All of the data should be repeated exactly; pictures are not part of the copy.

> **Provided material**:
>>>

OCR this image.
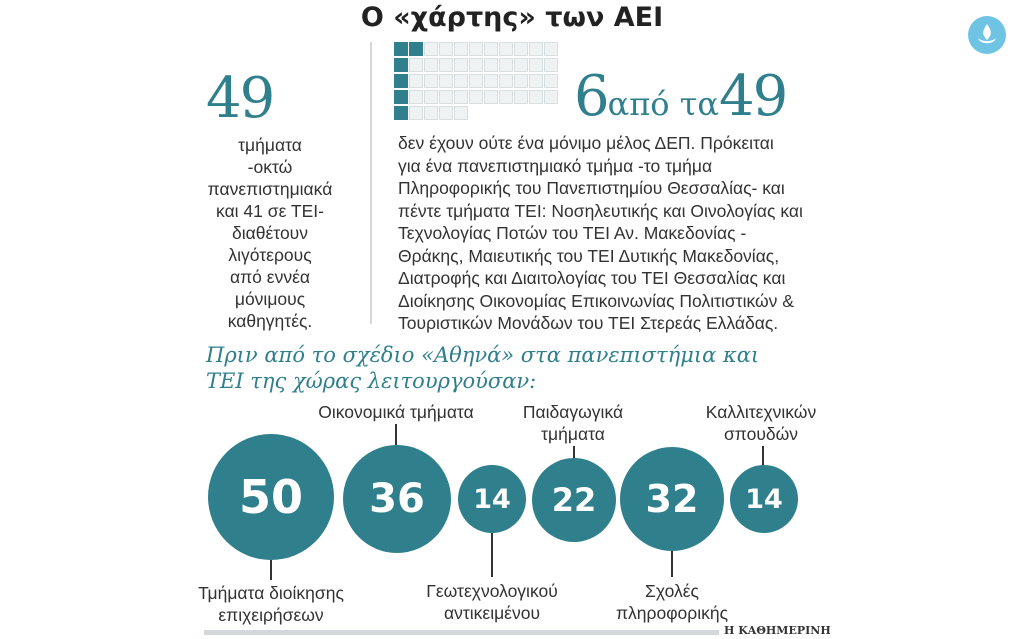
Ο «χάρτης» των ΑΕΙ
49
τμήματα
-οκτώ
πανεπιστημιακά
και 41 σε ΤΕΙ-
διαθέτουν
λιγότερους
από εννέα
μόνιμους
καθηγητές.
6από τα49
δεν έχουν ούτε ένα μόνιμο μέλος ΔΕΠ. Πρόκειται
για ένα πανεπιστημιακό τμήμα -το τμήμα
Πληροφορικής του Πανεπιστημίου Θεσσαλίας- και
πέντε τμήματα ΤΕΙ: Νοσηλευτικής και Οινολογίας και
Τεχνολογίας Ποτών του ΤΕΙ Αν. Μακεδονίας -
Θράκης, Μαιευτικής του ΤΕΙ Δυτικής Μακεδονίας,
Διατροφής και Διαιτολογίας του ΤΕΙ Θεσσαλίας και
Διοίκησης Οικονομίας Επικοινωνίας Πολιτιστικών &
Τουριστικών Μονάδων του ΤΕΙ Στερεάς Ελλάδας.
Πριν από το σχέδιο «Αθηνά» στα πανεπιστήμια και
ΤΕΙ της χώρας λειτουργούσαν:
50
Τμήματα διοίκησης
επιχειρήσεων
Οικονομικά τμήματα
36	14
Γεωτεχνολογικού
αντικειμένου
Παιδαγωγικά
τμήματα
22	32
Σχολές
πληροφορικής
Καλλιτεχνικών
σπουδών
14
Η ΚΑΘΗΜΕΡΙΝΗ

<<<

> **Expected answer**:
OCR this image.
Ο «χάρτης» των ΑΕΙ
49
τμήματα
-οκτώ
πανεπιστημιακά
και 41 σε ΤΕΙ-
διαθέτουν
λιγότερους
από εννέα
μόνιμους
καθηγητές.
6από τα49
δεν έχουν ούτε ένα μόνιμο μέλος ΔΕΠ. Πρόκειται
για ένα πανεπιστημιακό τμήμα -το τμήμα
Πληροφορικής του Πανεπιστημίου Θεσσαλίας- και
πέντε τμήματα ΤΕΙ: Νοσηλευτικής και Οινολογίας και
Τεχνολογίας Ποτών του ΤΕΙ Αν. Μακεδονίας -
Θράκης, Μαιευτικής του ΤΕΙ Δυτικής Μακεδονίας,
Διατροφής και Διαιτολογίας του ΤΕΙ Θεσσαλίας και
Διοίκησης Οικονομίας Επικοινωνίας Πολιτιστικών &
Τουριστικών Μονάδων του ΤΕΙ Στερεάς Ελλάδας.
Πριν από το σχέδιο «Αθηνά» στα πανεπιστήμια και
ΤΕΙ της χώρας λειτουργούσαν:
50
Τμήματα διοίκησης
επιχειρήσεων
Οικονομικά τμήματα
36	14
Γεωτεχνολογικού
αντικειμένου
Παιδαγωγικά
τμήματα
22	32
Σχολές
πληροφορικής
Καλλιτεχνικών
σπουδών
14
Η ΚΑΘΗΜΕΡΙΝΗ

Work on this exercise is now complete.